### Exercise description
Each entry in the listing must be set down again word for word.

### Data records
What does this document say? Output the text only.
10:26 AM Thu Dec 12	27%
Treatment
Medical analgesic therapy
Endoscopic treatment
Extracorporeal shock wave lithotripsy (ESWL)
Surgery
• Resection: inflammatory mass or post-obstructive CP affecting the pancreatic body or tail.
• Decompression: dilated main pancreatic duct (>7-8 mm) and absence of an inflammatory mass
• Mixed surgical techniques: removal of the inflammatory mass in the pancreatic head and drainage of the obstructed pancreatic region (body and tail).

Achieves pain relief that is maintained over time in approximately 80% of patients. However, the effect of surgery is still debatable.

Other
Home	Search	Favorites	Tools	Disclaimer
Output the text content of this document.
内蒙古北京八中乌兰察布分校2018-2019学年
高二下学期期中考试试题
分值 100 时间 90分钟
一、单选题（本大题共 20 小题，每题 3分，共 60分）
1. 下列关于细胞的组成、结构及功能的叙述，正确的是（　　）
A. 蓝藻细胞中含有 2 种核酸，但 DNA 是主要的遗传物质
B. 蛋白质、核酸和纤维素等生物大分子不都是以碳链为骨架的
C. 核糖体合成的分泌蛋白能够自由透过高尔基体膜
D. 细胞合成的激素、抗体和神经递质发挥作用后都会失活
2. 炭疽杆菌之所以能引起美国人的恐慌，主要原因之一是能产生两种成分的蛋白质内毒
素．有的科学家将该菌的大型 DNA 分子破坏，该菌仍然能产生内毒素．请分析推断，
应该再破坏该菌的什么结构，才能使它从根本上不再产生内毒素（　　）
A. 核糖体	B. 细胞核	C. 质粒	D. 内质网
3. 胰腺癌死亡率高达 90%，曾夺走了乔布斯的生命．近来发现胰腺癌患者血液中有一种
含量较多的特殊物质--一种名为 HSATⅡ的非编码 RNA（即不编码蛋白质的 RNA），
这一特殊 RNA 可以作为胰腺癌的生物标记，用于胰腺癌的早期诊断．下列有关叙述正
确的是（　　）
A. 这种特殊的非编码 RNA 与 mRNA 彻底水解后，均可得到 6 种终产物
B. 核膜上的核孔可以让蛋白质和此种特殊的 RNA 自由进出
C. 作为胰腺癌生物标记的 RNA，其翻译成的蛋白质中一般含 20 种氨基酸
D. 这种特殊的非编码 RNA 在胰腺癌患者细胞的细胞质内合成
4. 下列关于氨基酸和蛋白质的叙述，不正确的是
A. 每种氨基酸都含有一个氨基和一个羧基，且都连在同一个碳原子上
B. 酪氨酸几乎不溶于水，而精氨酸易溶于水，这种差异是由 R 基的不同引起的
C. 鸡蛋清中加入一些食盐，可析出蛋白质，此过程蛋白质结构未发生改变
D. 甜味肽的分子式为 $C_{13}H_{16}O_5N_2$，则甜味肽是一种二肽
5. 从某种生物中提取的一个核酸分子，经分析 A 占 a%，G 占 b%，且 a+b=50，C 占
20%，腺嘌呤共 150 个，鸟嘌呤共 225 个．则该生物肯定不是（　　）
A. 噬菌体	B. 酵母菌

### Solution for this exercise
What does this document say? Output the text only.
10:26 AM Thu Dec 12	27%
Treatment
Medical analgesic therapy
Endoscopic treatment
Extracorporeal shock wave lithotripsy (ESWL)
Surgery
• Resection: inflammatory mass or post-obstructive CP affecting the pancreatic body or tail.
• Decompression: dilated main pancreatic duct (>7-8 mm) and absence of an inflammatory mass
• Mixed surgical techniques: removal of the inflammatory mass in the pancreatic head and drainage of the obstructed pancreatic region (body and tail).

Achieves pain relief that is maintained over time in approximately 80% of patients. However, the effect of surgery is still debatable.

Other
Home	Search	Favorites	Tools	Disclaimer
Output the text content of this document.
内蒙古北京八中乌兰察布分校2018-2019学年
高二下学期期中考试试题
分值 100 时间 90分钟
一、单选题（本大题共 20 小题，每题 3分，共 60分）
1. 下列关于细胞的组成、结构及功能的叙述，正确的是（　　）
A. 蓝藻细胞中含有 2 种核酸，但 DNA 是主要的遗传物质
B. 蛋白质、核酸和纤维素等生物大分子不都是以碳链为骨架的
C. 核糖体合成的分泌蛋白能够自由透过高尔基体膜
D. 细胞合成的激素、抗体和神经递质发挥作用后都会失活
2. 炭疽杆菌之所以能引起美国人的恐慌，主要原因之一是能产生两种成分的蛋白质内毒
素．有的科学家将该菌的大型 DNA 分子破坏，该菌仍然能产生内毒素．请分析推断，
应该再破坏该菌的什么结构，才能使它从根本上不再产生内毒素（　　）
A. 核糖体	B. 细胞核	C. 质粒	D. 内质网
3. 胰腺癌死亡率高达 90%，曾夺走了乔布斯的生命．近来发现胰腺癌患者血液中有一种
含量较多的特殊物质--一种名为 HSATⅡ的非编码 RNA（即不编码蛋白质的 RNA），
这一特殊 RNA 可以作为胰腺癌的生物标记，用于胰腺癌的早期诊断．下列有关叙述正
确的是（　　）
A. 这种特殊的非编码 RNA 与 mRNA 彻底水解后，均可得到 6 种终产物
B. 核膜上的核孔可以让蛋白质和此种特殊的 RNA 自由进出
C. 作为胰腺癌生物标记的 RNA，其翻译成的蛋白质中一般含 20 种氨基酸
D. 这种特殊的非编码 RNA 在胰腺癌患者细胞的细胞质内合成
4. 下列关于氨基酸和蛋白质的叙述，不正确的是
A. 每种氨基酸都含有一个氨基和一个羧基，且都连在同一个碳原子上
B. 酪氨酸几乎不溶于水，而精氨酸易溶于水，这种差异是由 R 基的不同引起的
C. 鸡蛋清中加入一些食盐，可析出蛋白质，此过程蛋白质结构未发生改变
D. 甜味肽的分子式为 $C_{13}H_{16}O_5N_2$，则甜味肽是一种二肽
5. 从某种生物中提取的一个核酸分子，经分析 A 占 a%，G 占 b%，且 a+b=50，C 占
20%，腺嘌呤共 150 个，鸟嘌呤共 225 个．则该生物肯定不是（　　）
A. 噬菌体	B. 酵母菌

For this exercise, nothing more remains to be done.